• Records from a data source:

____________________

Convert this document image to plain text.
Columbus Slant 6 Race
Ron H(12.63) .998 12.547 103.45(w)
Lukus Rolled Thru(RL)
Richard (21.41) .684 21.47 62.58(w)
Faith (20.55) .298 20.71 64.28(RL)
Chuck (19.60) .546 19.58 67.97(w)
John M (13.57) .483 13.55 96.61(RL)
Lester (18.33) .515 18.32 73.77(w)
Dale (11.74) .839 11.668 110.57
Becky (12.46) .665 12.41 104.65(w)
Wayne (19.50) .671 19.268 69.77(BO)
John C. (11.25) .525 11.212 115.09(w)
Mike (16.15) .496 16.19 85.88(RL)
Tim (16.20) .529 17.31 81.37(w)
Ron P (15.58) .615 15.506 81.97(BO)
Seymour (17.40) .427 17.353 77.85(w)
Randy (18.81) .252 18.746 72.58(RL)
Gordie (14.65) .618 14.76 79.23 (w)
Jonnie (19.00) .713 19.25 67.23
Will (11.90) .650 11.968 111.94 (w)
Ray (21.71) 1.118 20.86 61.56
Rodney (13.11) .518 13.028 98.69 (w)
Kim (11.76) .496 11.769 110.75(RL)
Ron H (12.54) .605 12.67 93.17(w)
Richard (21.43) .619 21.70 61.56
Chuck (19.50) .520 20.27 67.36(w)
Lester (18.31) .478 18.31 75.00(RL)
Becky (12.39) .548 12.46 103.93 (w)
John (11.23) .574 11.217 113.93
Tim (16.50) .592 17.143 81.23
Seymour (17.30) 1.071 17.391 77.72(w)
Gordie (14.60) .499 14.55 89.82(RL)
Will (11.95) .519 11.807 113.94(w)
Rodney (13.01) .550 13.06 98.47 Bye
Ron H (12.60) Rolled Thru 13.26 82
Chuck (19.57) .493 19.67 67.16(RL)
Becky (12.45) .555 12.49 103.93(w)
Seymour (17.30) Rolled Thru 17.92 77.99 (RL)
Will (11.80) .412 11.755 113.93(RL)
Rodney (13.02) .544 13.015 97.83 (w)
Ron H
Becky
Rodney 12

____________________

Copy all of the data exactly.

Convert this document image to plain text.
Columbus Slant 6 Race
Ron H(12.63) .998 12.547 103.45(w)
Lukus Rolled Thru(RL)
Richard (21.41) .684 21.47 62.58(w)
Faith (20.55) .298 20.71 64.28(RL)
Chuck (19.60) .546 19.58 67.97(w)
John M (13.57) .483 13.55 96.61(RL)
Lester (18.33) .515 18.32 73.77(w)
Dale (11.74) .839 11.668 110.57
Becky (12.46) .665 12.41 104.65(w)
Wayne (19.50) .671 19.268 69.77(BO)
John C. (11.25) .525 11.212 115.09(w)
Mike (16.15) .496 16.19 85.88(RL)
Tim (16.20) .529 17.31 81.37(w)
Ron P (15.58) .615 15.506 81.97(BO)
Seymour (17.40) .427 17.353 77.85(w)
Randy (18.81) .252 18.746 72.58(RL)
Gordie (14.65) .618 14.76 79.23 (w)
Jonnie (19.00) .713 19.25 67.23
Will (11.90) .650 11.968 111.94 (w)
Ray (21.71) 1.118 20.86 61.56
Rodney (13.11) .518 13.028 98.69 (w)
Kim (11.76) .496 11.769 110.75(RL)
Ron H (12.54) .605 12.67 93.17(w)
Richard (21.43) .619 21.70 61.56
Chuck (19.50) .520 20.27 67.36(w)
Lester (18.31) .478 18.31 75.00(RL)
Becky (12.39) .548 12.46 103.93 (w)
John (11.23) .574 11.217 113.93
Tim (16.50) .592 17.143 81.23
Seymour (17.30) 1.071 17.391 77.72(w)
Gordie (14.60) .499 14.55 89.82(RL)
Will (11.95) .519 11.807 113.94(w)
Rodney (13.01) .550 13.06 98.47 Bye
Ron H (12.60) Rolled Thru 13.26 82
Chuck (19.57) .493 19.67 67.16(RL)
Becky (12.45) .555 12.49 103.93(w)
Seymour (17.30) Rolled Thru 17.92 77.99 (RL)
Will (11.80) .412 11.755 113.93(RL)
Rodney (13.02) .544 13.015 97.83 (w)
Ron H
Becky
Rodney 12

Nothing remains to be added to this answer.